━━━━━ Dataset records ━━━━━
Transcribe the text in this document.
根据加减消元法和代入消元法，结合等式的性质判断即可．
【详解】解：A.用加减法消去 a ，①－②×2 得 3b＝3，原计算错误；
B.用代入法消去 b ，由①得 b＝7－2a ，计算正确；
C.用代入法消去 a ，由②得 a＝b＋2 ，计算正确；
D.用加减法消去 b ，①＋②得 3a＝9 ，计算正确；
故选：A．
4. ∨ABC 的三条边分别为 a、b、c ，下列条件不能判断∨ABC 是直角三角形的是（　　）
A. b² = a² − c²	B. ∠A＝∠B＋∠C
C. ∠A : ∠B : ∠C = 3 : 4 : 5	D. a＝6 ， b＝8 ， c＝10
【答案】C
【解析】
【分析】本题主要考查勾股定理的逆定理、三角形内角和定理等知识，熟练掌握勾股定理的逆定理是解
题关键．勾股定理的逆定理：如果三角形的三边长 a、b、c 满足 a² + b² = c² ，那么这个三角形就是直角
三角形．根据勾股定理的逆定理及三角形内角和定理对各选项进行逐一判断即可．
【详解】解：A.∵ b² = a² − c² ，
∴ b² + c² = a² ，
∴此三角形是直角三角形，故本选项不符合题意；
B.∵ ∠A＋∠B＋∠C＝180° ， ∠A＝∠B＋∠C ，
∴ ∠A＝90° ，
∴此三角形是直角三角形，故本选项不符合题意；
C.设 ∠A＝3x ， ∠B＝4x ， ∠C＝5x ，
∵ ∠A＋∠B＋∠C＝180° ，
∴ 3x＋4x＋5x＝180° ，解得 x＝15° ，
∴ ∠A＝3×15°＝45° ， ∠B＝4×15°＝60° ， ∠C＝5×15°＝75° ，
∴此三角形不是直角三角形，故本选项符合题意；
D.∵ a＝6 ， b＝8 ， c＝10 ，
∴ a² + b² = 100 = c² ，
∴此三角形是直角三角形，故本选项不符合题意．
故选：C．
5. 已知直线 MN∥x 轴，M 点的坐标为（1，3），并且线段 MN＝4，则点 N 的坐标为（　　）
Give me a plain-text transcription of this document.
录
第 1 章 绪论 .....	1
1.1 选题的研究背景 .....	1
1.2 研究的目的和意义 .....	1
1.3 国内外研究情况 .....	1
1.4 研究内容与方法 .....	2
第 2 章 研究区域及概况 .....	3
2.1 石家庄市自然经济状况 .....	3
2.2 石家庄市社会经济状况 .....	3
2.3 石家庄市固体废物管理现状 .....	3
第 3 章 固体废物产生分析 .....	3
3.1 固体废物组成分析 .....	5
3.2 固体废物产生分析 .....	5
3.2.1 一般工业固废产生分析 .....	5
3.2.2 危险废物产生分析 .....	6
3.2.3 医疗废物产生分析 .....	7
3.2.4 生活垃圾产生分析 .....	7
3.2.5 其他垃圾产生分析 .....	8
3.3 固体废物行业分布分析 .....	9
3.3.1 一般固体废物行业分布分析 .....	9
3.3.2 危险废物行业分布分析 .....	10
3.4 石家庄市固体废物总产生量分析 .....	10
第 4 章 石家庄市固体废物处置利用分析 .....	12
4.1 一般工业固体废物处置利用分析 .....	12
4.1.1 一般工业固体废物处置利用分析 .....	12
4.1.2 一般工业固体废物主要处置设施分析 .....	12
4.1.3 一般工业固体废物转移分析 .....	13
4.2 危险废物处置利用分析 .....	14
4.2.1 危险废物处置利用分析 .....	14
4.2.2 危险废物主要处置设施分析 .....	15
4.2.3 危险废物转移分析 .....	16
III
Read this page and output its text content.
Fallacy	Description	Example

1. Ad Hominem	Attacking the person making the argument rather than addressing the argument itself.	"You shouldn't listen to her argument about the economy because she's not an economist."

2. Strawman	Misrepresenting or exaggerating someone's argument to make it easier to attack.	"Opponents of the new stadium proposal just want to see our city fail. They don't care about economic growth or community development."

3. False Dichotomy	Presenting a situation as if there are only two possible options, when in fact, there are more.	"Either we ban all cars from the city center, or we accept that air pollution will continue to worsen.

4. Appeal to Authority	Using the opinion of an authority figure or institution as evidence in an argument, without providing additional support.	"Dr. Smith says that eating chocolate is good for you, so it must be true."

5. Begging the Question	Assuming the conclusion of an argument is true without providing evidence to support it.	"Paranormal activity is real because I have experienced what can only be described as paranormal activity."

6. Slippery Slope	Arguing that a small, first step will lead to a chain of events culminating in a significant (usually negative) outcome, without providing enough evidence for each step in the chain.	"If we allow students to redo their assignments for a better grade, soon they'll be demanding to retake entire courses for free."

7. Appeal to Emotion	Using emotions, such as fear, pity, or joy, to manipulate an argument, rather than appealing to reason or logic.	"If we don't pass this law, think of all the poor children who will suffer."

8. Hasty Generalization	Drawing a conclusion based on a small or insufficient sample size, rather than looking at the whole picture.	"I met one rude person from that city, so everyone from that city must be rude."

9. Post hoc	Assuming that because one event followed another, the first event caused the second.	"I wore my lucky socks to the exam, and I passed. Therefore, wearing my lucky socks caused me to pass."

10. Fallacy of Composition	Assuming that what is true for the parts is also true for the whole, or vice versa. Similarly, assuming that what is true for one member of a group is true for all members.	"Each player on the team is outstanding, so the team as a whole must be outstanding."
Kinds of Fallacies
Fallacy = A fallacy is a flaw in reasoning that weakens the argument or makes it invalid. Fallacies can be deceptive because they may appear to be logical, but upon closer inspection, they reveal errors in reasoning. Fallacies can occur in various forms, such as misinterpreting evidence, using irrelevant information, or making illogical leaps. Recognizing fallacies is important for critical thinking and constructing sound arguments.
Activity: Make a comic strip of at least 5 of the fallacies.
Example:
━━━━━
__Exercise__. Transcribe every entry word for word.

__Answer in full__.
Transcribe the text in this document.
根据加减消元法和代入消元法，结合等式的性质判断即可．
【详解】解：A.用加减法消去 a ，①－②×2 得 3b＝3，原计算错误；
B.用代入法消去 b ，由①得 b＝7－2a ，计算正确；
C.用代入法消去 a ，由②得 a＝b＋2 ，计算正确；
D.用加减法消去 b ，①＋②得 3a＝9 ，计算正确；
故选：A．
4. ∨ABC 的三条边分别为 a、b、c ，下列条件不能判断∨ABC 是直角三角形的是（　　）
A. b² = a² − c²	B. ∠A＝∠B＋∠C
C. ∠A : ∠B : ∠C = 3 : 4 : 5	D. a＝6 ， b＝8 ， c＝10
【答案】C
【解析】
【分析】本题主要考查勾股定理的逆定理、三角形内角和定理等知识，熟练掌握勾股定理的逆定理是解
题关键．勾股定理的逆定理：如果三角形的三边长 a、b、c 满足 a² + b² = c² ，那么这个三角形就是直角
三角形．根据勾股定理的逆定理及三角形内角和定理对各选项进行逐一判断即可．
【详解】解：A.∵ b² = a² − c² ，
∴ b² + c² = a² ，
∴此三角形是直角三角形，故本选项不符合题意；
B.∵ ∠A＋∠B＋∠C＝180° ， ∠A＝∠B＋∠C ，
∴ ∠A＝90° ，
∴此三角形是直角三角形，故本选项不符合题意；
C.设 ∠A＝3x ， ∠B＝4x ， ∠C＝5x ，
∵ ∠A＋∠B＋∠C＝180° ，
∴ 3x＋4x＋5x＝180° ，解得 x＝15° ，
∴ ∠A＝3×15°＝45° ， ∠B＝4×15°＝60° ， ∠C＝5×15°＝75° ，
∴此三角形不是直角三角形，故本选项符合题意；
D.∵ a＝6 ， b＝8 ， c＝10 ，
∴ a² + b² = 100 = c² ，
∴此三角形是直角三角形，故本选项不符合题意．
故选：C．
5. 已知直线 MN∥x 轴，M 点的坐标为（1，3），并且线段 MN＝4，则点 N 的坐标为（　　）
Give me a plain-text transcription of this document.
录
第 1 章 绪论 .....	1
1.1 选题的研究背景 .....	1
1.2 研究的目的和意义 .....	1
1.3 国内外研究情况 .....	1
1.4 研究内容与方法 .....	2
第 2 章 研究区域及概况 .....	3
2.1 石家庄市自然经济状况 .....	3
2.2 石家庄市社会经济状况 .....	3
2.3 石家庄市固体废物管理现状 .....	3
第 3 章 固体废物产生分析 .....	3
3.1 固体废物组成分析 .....	5
3.2 固体废物产生分析 .....	5
3.2.1 一般工业固废产生分析 .....	5
3.2.2 危险废物产生分析 .....	6
3.2.3 医疗废物产生分析 .....	7
3.2.4 生活垃圾产生分析 .....	7
3.2.5 其他垃圾产生分析 .....	8
3.3 固体废物行业分布分析 .....	9
3.3.1 一般固体废物行业分布分析 .....	9
3.3.2 危险废物行业分布分析 .....	10
3.4 石家庄市固体废物总产生量分析 .....	10
第 4 章 石家庄市固体废物处置利用分析 .....	12
4.1 一般工业固体废物处置利用分析 .....	12
4.1.1 一般工业固体废物处置利用分析 .....	12
4.1.2 一般工业固体废物主要处置设施分析 .....	12
4.1.3 一般工业固体废物转移分析 .....	13
4.2 危险废物处置利用分析 .....	14
4.2.1 危险废物处置利用分析 .....	14
4.2.2 危险废物主要处置设施分析 .....	15
4.2.3 危险废物转移分析 .....	16
III
Read this page and output its text content.
Fallacy	Description	Example

1. Ad Hominem	Attacking the person making the argument rather than addressing the argument itself.	"You shouldn't listen to her argument about the economy because she's not an economist."

2. Strawman	Misrepresenting or exaggerating someone's argument to make it easier to attack.	"Opponents of the new stadium proposal just want to see our city fail. They don't care about economic growth or community development."

3. False Dichotomy	Presenting a situation as if there are only two possible options, when in fact, there are more.	"Either we ban all cars from the city center, or we accept that air pollution will continue to worsen.

4. Appeal to Authority	Using the opinion of an authority figure or institution as evidence in an argument, without providing additional support.	"Dr. Smith says that eating chocolate is good for you, so it must be true."

5. Begging the Question	Assuming the conclusion of an argument is true without providing evidence to support it.	"Paranormal activity is real because I have experienced what can only be described as paranormal activity."

6. Slippery Slope	Arguing that a small, first step will lead to a chain of events culminating in a significant (usually negative) outcome, without providing enough evidence for each step in the chain.	"If we allow students to redo their assignments for a better grade, soon they'll be demanding to retake entire courses for free."

7. Appeal to Emotion	Using emotions, such as fear, pity, or joy, to manipulate an argument, rather than appealing to reason or logic.	"If we don't pass this law, think of all the poor children who will suffer."

8. Hasty Generalization	Drawing a conclusion based on a small or insufficient sample size, rather than looking at the whole picture.	"I met one rude person from that city, so everyone from that city must be rude."

9. Post hoc	Assuming that because one event followed another, the first event caused the second.	"I wore my lucky socks to the exam, and I passed. Therefore, wearing my lucky socks caused me to pass."

10. Fallacy of Composition	Assuming that what is true for the parts is also true for the whole, or vice versa. Similarly, assuming that what is true for one member of a group is true for all members.	"Each player on the team is outstanding, so the team as a whole must be outstanding."
Kinds of Fallacies
Fallacy = A fallacy is a flaw in reasoning that weakens the argument or makes it invalid. Fallacies can be deceptive because they may appear to be logical, but upon closer inspection, they reveal errors in reasoning. Fallacies can occur in various forms, such as misinterpreting evidence, using irrelevant information, or making illogical leaps. Recognizing fallacies is important for critical thinking and constructing sound arguments.
Activity: Make a comic strip of at least 5 of the fallacies.
Example:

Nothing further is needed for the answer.